GOAL
Establish how many lines in the material include the string "swatch" and report it as a lone number.

Figure collection entries
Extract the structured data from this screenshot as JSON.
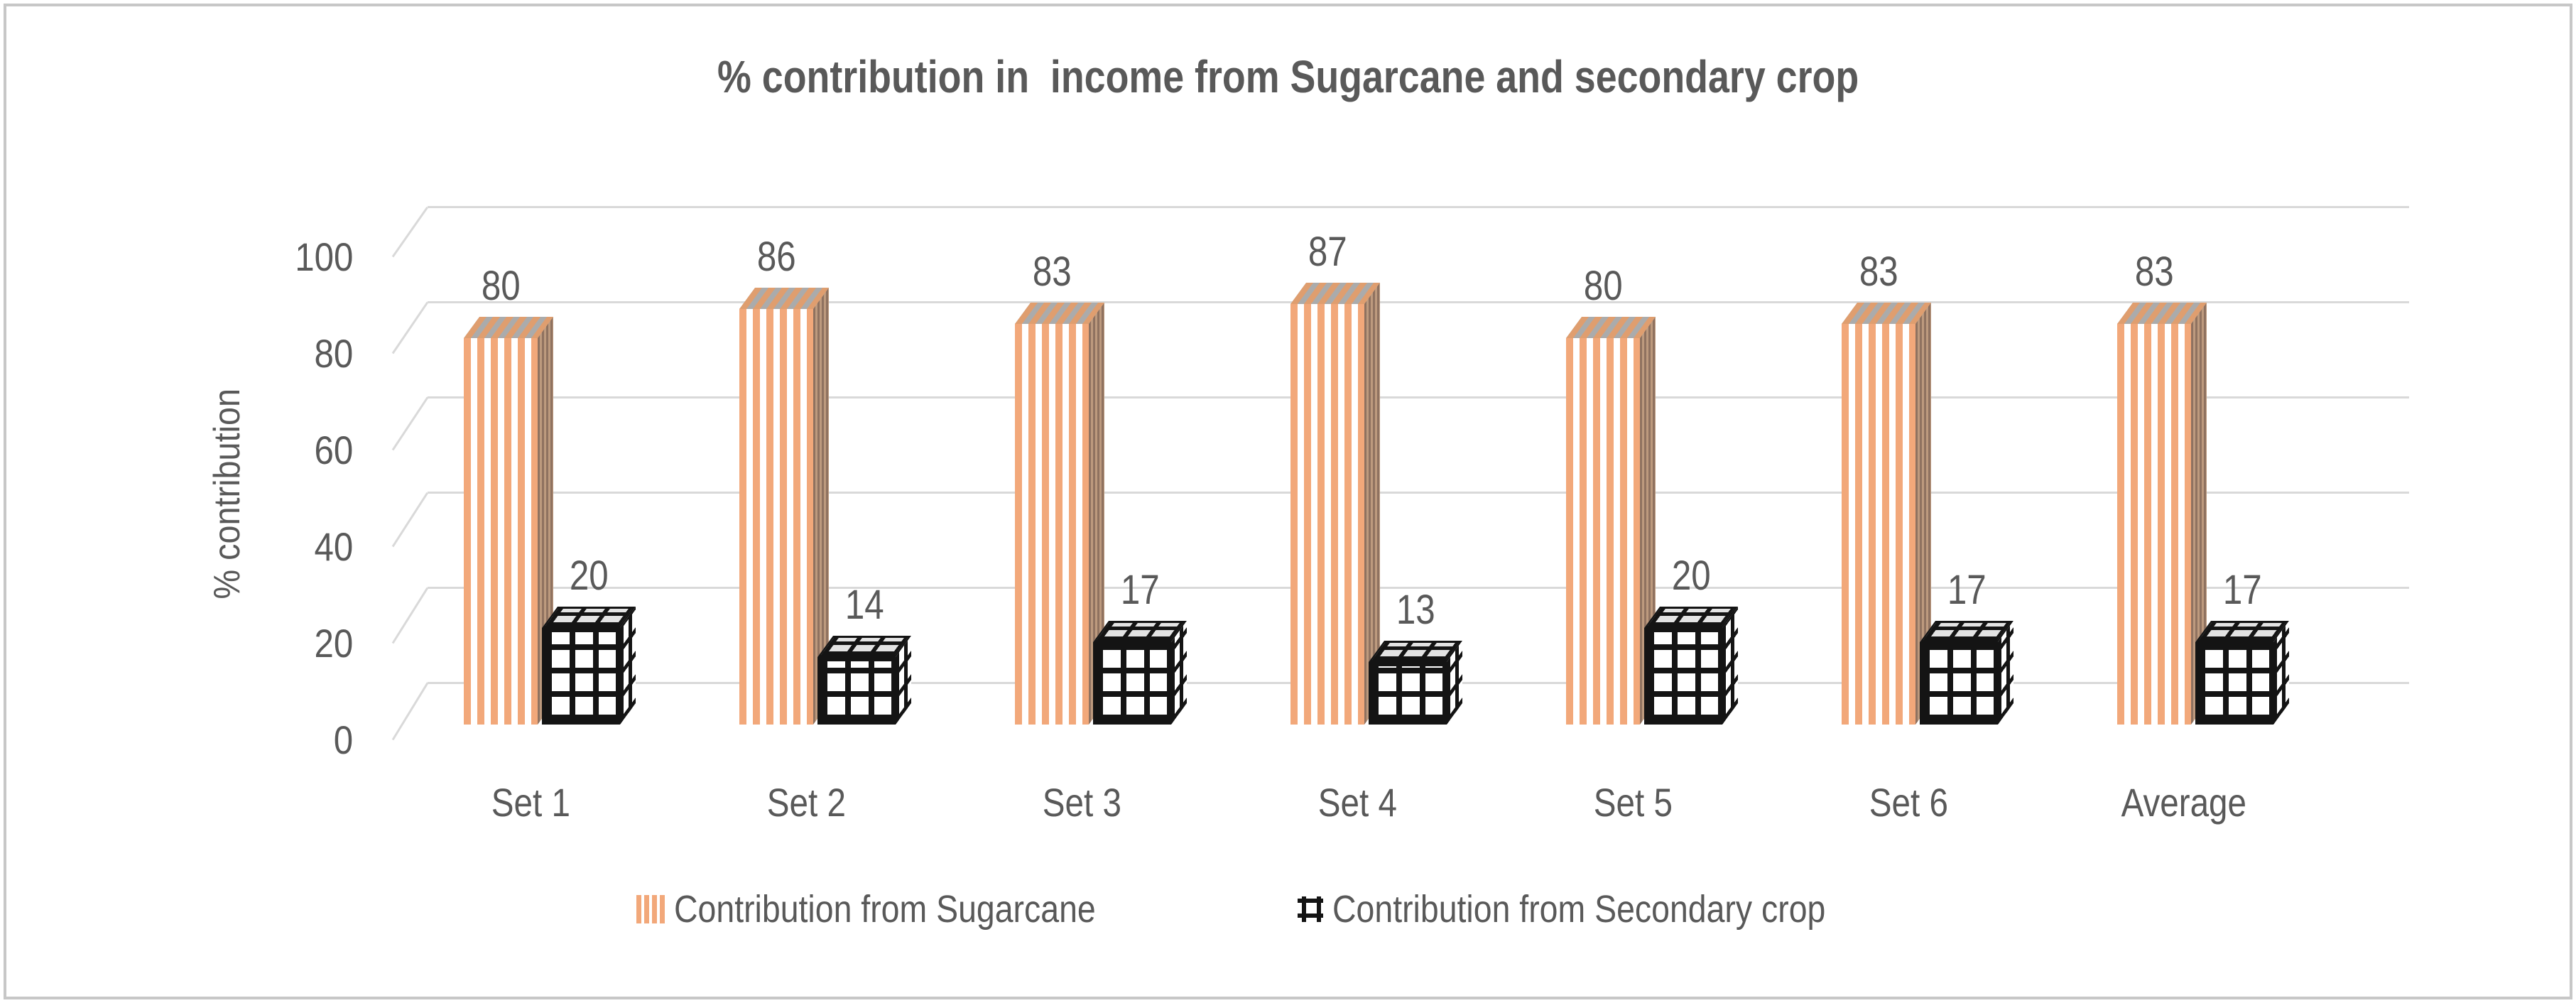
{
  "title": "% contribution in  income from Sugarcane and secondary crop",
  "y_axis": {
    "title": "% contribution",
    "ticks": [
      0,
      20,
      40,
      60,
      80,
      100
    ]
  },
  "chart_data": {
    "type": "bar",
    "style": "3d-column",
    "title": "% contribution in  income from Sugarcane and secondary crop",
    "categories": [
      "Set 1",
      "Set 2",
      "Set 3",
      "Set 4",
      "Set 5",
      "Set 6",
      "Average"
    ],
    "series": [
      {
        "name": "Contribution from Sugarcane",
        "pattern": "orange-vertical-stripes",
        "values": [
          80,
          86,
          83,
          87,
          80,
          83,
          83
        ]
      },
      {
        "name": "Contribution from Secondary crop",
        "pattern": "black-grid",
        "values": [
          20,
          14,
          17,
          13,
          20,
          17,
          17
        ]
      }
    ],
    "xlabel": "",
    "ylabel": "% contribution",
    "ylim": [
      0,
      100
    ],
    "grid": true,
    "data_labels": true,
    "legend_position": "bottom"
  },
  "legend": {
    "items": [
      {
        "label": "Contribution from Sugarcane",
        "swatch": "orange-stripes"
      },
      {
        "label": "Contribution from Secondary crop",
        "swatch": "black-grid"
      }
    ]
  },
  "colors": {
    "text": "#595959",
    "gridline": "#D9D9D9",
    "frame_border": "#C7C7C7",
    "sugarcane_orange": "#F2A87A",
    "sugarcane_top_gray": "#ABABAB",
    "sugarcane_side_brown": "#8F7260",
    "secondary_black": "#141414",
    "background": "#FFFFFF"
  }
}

--

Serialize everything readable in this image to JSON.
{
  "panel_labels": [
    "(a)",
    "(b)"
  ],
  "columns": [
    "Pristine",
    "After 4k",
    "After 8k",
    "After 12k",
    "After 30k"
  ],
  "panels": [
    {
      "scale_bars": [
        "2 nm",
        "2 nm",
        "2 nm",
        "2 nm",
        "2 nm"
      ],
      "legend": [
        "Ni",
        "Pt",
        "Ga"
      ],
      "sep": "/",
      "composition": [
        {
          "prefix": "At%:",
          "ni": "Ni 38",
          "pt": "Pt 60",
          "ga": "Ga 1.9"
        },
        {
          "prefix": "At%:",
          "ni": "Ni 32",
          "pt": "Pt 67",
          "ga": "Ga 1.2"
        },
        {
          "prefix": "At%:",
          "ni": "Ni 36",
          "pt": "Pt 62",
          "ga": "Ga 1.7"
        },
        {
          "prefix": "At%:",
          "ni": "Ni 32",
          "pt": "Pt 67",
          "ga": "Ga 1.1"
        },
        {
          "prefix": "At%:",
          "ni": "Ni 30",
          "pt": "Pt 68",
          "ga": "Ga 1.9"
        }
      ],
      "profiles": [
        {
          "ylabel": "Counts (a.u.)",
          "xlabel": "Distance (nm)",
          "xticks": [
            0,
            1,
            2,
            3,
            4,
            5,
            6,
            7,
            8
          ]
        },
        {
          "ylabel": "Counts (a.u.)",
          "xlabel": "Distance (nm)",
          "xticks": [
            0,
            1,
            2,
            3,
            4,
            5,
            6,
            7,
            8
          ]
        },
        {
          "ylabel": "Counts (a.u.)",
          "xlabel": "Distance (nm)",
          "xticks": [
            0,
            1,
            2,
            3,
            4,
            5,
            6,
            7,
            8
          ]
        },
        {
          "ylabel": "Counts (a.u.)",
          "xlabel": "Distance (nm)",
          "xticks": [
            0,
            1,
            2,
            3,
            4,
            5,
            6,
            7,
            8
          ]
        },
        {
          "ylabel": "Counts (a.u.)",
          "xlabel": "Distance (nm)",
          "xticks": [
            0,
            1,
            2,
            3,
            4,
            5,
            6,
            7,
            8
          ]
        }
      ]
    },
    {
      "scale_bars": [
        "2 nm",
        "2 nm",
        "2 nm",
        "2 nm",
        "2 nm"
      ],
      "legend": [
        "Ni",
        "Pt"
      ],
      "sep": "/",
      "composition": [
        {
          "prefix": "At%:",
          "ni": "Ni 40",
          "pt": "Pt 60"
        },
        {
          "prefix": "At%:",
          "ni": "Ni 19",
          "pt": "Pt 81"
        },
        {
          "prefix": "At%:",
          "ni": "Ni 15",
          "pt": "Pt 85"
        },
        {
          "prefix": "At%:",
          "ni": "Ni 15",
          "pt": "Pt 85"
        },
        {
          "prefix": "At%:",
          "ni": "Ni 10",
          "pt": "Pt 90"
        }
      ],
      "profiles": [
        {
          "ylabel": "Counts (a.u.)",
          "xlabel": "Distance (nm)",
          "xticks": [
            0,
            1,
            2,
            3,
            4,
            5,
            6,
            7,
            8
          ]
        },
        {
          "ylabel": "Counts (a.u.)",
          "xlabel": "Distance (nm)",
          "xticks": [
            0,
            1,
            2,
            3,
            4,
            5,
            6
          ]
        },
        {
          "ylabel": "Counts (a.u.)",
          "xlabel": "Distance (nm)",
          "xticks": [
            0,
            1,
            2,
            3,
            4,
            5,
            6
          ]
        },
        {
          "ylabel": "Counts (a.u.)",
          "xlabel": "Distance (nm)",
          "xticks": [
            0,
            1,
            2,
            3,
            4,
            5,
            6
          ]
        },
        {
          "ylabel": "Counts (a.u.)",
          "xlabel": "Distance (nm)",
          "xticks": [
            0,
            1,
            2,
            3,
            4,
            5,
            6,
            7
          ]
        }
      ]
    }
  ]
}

REPLY TO THE EXERCISE
2